**Records from a data collection**
· · · ·
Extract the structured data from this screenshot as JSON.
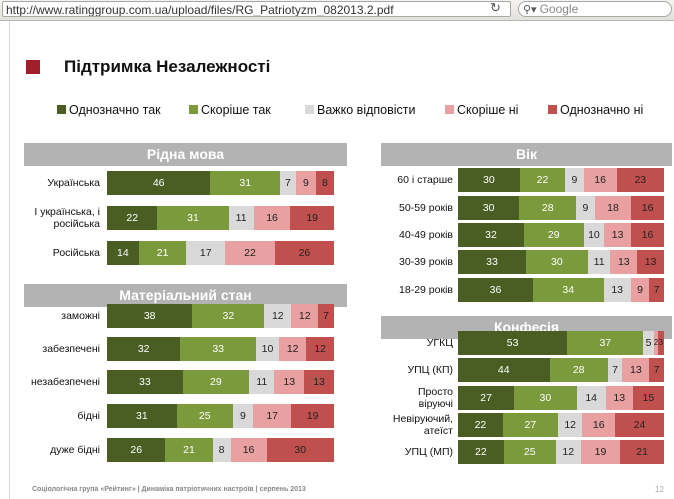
{
  "browser": {
    "url": "http://www.ratinggroup.com.ua/upload/files/RG_Patriotyzm_082013.2.pdf",
    "search_placeholder": "Google",
    "reload_icon": "reload-icon",
    "search_icon": "search-icon"
  },
  "slide": {
    "title": "Підтримка Незалежності",
    "footer": "Соціологічна група «Рейтинг»  |  Динаміка патріотичних настроїв  |  серпень 2013",
    "page_number": "12"
  },
  "colors": {
    "title_marker": "#a31e2b",
    "header_bg": "#b3b3b3"
  },
  "chart_data": {
    "type": "bar",
    "orientation": "horizontal",
    "stacked": true,
    "normalized": true,
    "series": [
      {
        "name": "Однозначно так",
        "color": "#4a5e23"
      },
      {
        "name": "Скоріше так",
        "color": "#7a9a3c"
      },
      {
        "name": "Важко відповісти",
        "color": "#d9d9d9"
      },
      {
        "name": "Скоріше ні",
        "color": "#e8a0a0"
      },
      {
        "name": "Однозначно ні",
        "color": "#c0504d"
      }
    ],
    "panels": [
      {
        "title": "Рідна мова",
        "rows": [
          {
            "label": "Українська",
            "values": [
              46,
              31,
              7,
              9,
              8
            ]
          },
          {
            "label": "І українська, і російська",
            "values": [
              22,
              31,
              11,
              16,
              19
            ]
          },
          {
            "label": "Російська",
            "values": [
              14,
              21,
              17,
              22,
              26
            ]
          }
        ]
      },
      {
        "title": "Матеріальний стан",
        "rows": [
          {
            "label": "заможні",
            "values": [
              38,
              32,
              12,
              12,
              7
            ]
          },
          {
            "label": "забезпечені",
            "values": [
              32,
              33,
              10,
              12,
              12
            ]
          },
          {
            "label": "незабезпечені",
            "values": [
              33,
              29,
              11,
              13,
              13
            ]
          },
          {
            "label": "бідні",
            "values": [
              31,
              25,
              9,
              17,
              19
            ]
          },
          {
            "label": "дуже бідні",
            "values": [
              26,
              21,
              8,
              16,
              30
            ]
          }
        ]
      },
      {
        "title": "Вік",
        "rows": [
          {
            "label": "60 і старше",
            "values": [
              30,
              22,
              9,
              16,
              23
            ]
          },
          {
            "label": "50-59 років",
            "values": [
              30,
              28,
              9,
              18,
              16
            ]
          },
          {
            "label": "40-49 років",
            "values": [
              32,
              29,
              10,
              13,
              16
            ]
          },
          {
            "label": "30-39 років",
            "values": [
              33,
              30,
              11,
              13,
              13
            ]
          },
          {
            "label": "18-29 років",
            "values": [
              36,
              34,
              13,
              9,
              7
            ]
          }
        ]
      },
      {
        "title": "Конфесія",
        "rows": [
          {
            "label": "УГКЦ",
            "values": [
              53,
              37,
              5,
              2,
              3
            ]
          },
          {
            "label": "УПЦ (КП)",
            "values": [
              44,
              28,
              7,
              13,
              7
            ]
          },
          {
            "label": "Просто віруючі",
            "values": [
              27,
              30,
              14,
              13,
              15
            ]
          },
          {
            "label": "Невіруючий, атеїст",
            "values": [
              22,
              27,
              12,
              16,
              24
            ]
          },
          {
            "label": "УПЦ (МП)",
            "values": [
              22,
              25,
              12,
              19,
              21
            ]
          }
        ]
      }
    ]
  }
}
· · · ·
**Direction**
Gather up every line in the data above that contains the word "Однозначно", copying each one.

**In response**
        "name": "Однозначно так",
        "name": "Однозначно ні",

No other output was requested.